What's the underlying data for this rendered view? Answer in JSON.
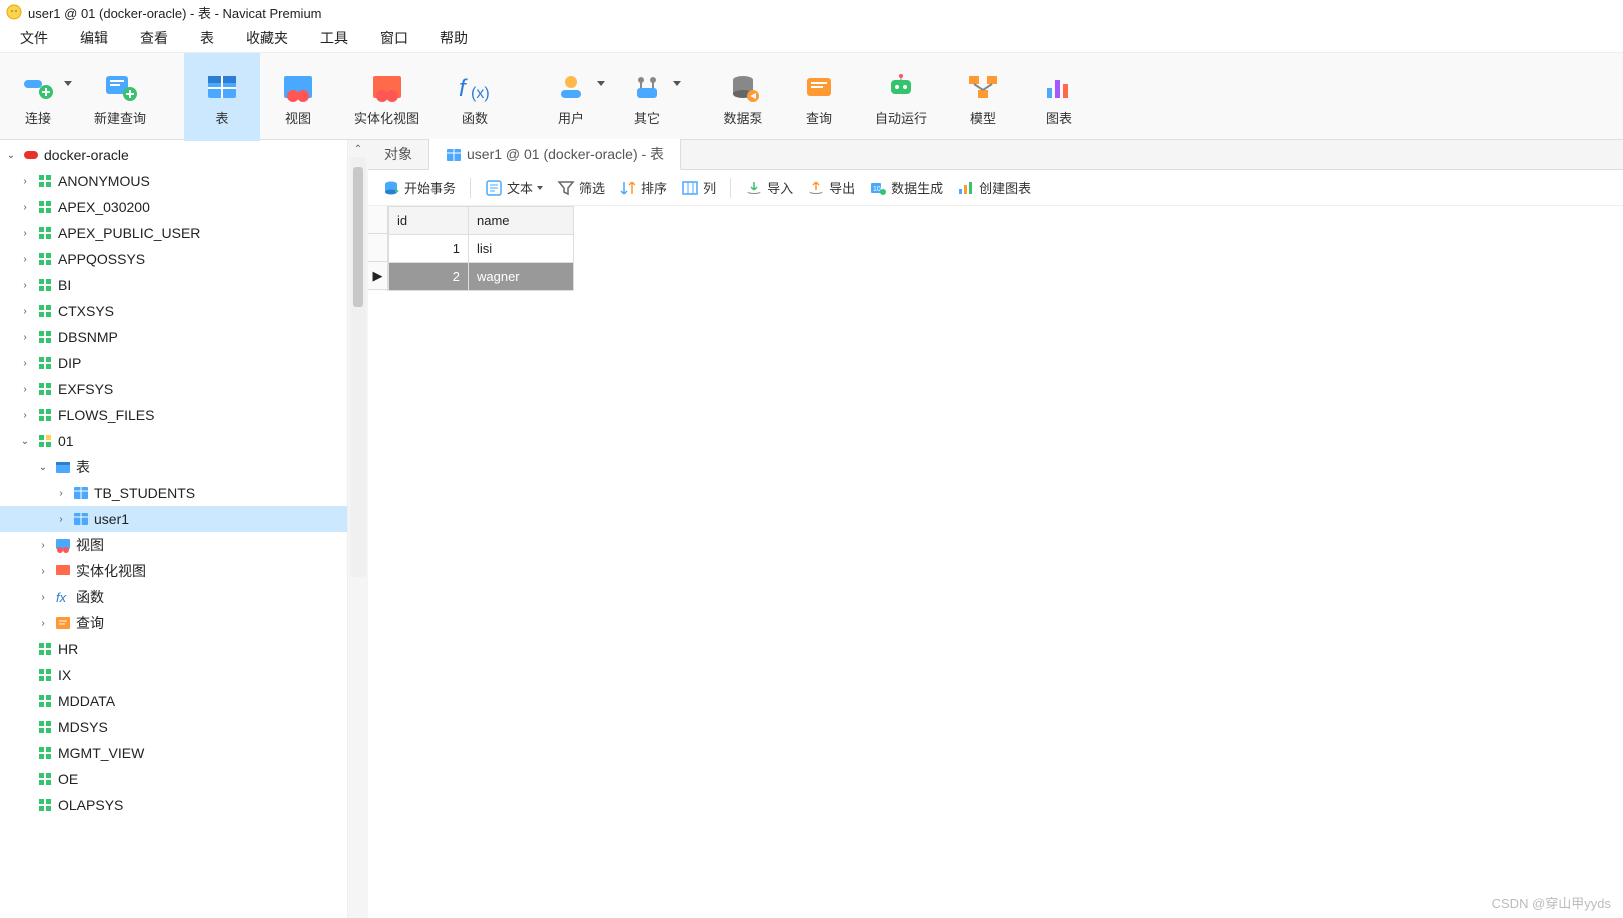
{
  "title": "user1 @ 01 (docker-oracle) - 表 - Navicat Premium",
  "menubar": [
    "文件",
    "编辑",
    "查看",
    "表",
    "收藏夹",
    "工具",
    "窗口",
    "帮助"
  ],
  "toolbar": [
    {
      "label": "连接",
      "name": "connection-button",
      "dropdown": true,
      "icon": "plug"
    },
    {
      "label": "新建查询",
      "name": "new-query-button",
      "icon": "query-new"
    },
    {
      "gap": true
    },
    {
      "label": "表",
      "name": "table-button",
      "active": true,
      "icon": "table"
    },
    {
      "label": "视图",
      "name": "view-button",
      "icon": "view"
    },
    {
      "label": "实体化视图",
      "name": "materialized-view-button",
      "icon": "mview"
    },
    {
      "label": "函数",
      "name": "function-button",
      "icon": "fx"
    },
    {
      "gap": true
    },
    {
      "label": "用户",
      "name": "user-button",
      "icon": "user",
      "dropdown": true
    },
    {
      "label": "其它",
      "name": "other-button",
      "icon": "other",
      "dropdown": true
    },
    {
      "gap": true
    },
    {
      "label": "数据泵",
      "name": "datapump-button",
      "icon": "db"
    },
    {
      "label": "查询",
      "name": "query-button",
      "icon": "query"
    },
    {
      "label": "自动运行",
      "name": "autorun-button",
      "icon": "robot"
    },
    {
      "label": "模型",
      "name": "model-button",
      "icon": "model"
    },
    {
      "label": "图表",
      "name": "chart-button",
      "icon": "chart"
    }
  ],
  "tree": {
    "root": {
      "label": "docker-oracle",
      "expanded": true
    },
    "schemas_top": [
      "ANONYMOUS",
      "APEX_030200",
      "APEX_PUBLIC_USER",
      "APPQOSSYS",
      "BI",
      "CTXSYS",
      "DBSNMP",
      "DIP",
      "EXFSYS",
      "FLOWS_FILES"
    ],
    "current_schema": "01",
    "table_group": {
      "label": "表",
      "expanded": true,
      "items": [
        "TB_STUDENTS",
        "user1"
      ],
      "selected": "user1"
    },
    "other_groups": [
      "视图",
      "实体化视图",
      "函数",
      "查询"
    ],
    "schemas_bottom": [
      "HR",
      "IX",
      "MDDATA",
      "MDSYS",
      "MGMT_VIEW",
      "OE",
      "OLAPSYS"
    ]
  },
  "tabs": [
    {
      "label": "对象",
      "name": "tab-objects",
      "active": false
    },
    {
      "label": "user1 @ 01 (docker-oracle) - 表",
      "name": "tab-user1-table",
      "active": true,
      "icon": "table"
    }
  ],
  "actions": [
    {
      "label": "开始事务",
      "name": "begin-transaction",
      "icon": "tx"
    },
    {
      "sep": true
    },
    {
      "label": "文本",
      "name": "text-mode",
      "icon": "text",
      "dropdown": true
    },
    {
      "label": "筛选",
      "name": "filter",
      "icon": "filter"
    },
    {
      "label": "排序",
      "name": "sort",
      "icon": "sort"
    },
    {
      "label": "列",
      "name": "columns",
      "icon": "cols"
    },
    {
      "sep": true
    },
    {
      "label": "导入",
      "name": "import",
      "icon": "import"
    },
    {
      "label": "导出",
      "name": "export",
      "icon": "export"
    },
    {
      "label": "数据生成",
      "name": "data-gen",
      "icon": "datagen"
    },
    {
      "label": "创建图表",
      "name": "create-chart",
      "icon": "chartgen"
    }
  ],
  "grid": {
    "columns": [
      "id",
      "name"
    ],
    "rows": [
      {
        "id": "1",
        "name": "lisi",
        "selected": false
      },
      {
        "id": "2",
        "name": "wagner",
        "selected": true
      }
    ]
  },
  "watermark": "CSDN @穿山甲yyds"
}
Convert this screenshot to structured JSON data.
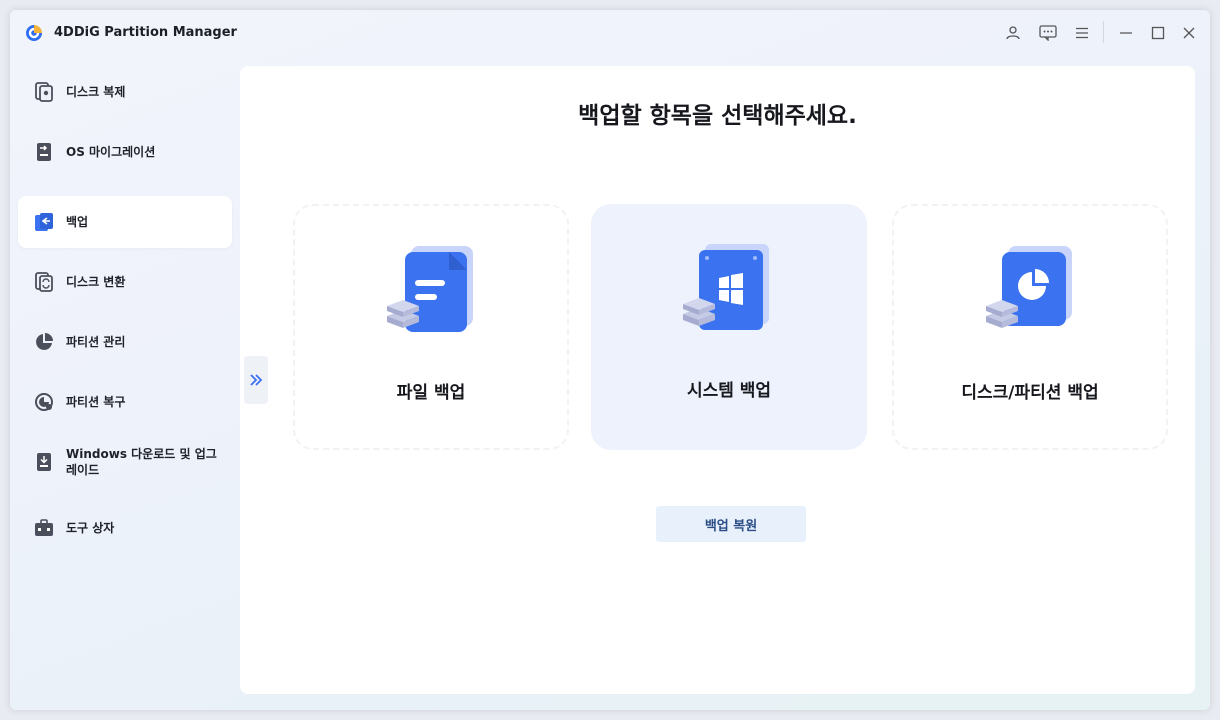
{
  "app": {
    "title": "4DDiG Partition Manager"
  },
  "titlebar": {
    "icons": [
      "user-icon",
      "feedback-icon",
      "menu-icon",
      "minimize-icon",
      "maximize-icon",
      "close-icon"
    ]
  },
  "sidebar": {
    "items": [
      {
        "label": "디스크 복제",
        "icon": "disk-clone-icon"
      },
      {
        "label": "OS 마이그레이션",
        "icon": "os-migration-icon"
      },
      {
        "label": "백업",
        "icon": "backup-icon",
        "active": true
      },
      {
        "label": "디스크 변환",
        "icon": "disk-convert-icon"
      },
      {
        "label": "파티션 관리",
        "icon": "partition-manage-icon"
      },
      {
        "label": "파티션 복구",
        "icon": "partition-recover-icon"
      },
      {
        "label": "Windows 다운로드 및 업그레이드",
        "icon": "windows-download-icon"
      },
      {
        "label": "도구 상자",
        "icon": "toolbox-icon"
      }
    ]
  },
  "main": {
    "title": "백업할 항목을 선택해주세요.",
    "cards": [
      {
        "label": "파일 백업",
        "icon": "file-backup-icon"
      },
      {
        "label": "시스템 백업",
        "icon": "system-backup-icon"
      },
      {
        "label": "디스크/파티션 백업",
        "icon": "disk-partition-backup-icon"
      }
    ],
    "restore_button": "백업 복원"
  },
  "colors": {
    "accent": "#3a72f0",
    "sidebar_icon": "#4b4f5c",
    "restore_bg": "#e8f0fc"
  }
}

▬▬▬▬▬▬▬▬▬▬

**WRITTEN EXERCISE:** Look through the lines above and collect those with the word "active".

**ANSWER TO THIS EXERCISE:**
      "active": true,
      "active": false
      "active": true,
        "active": true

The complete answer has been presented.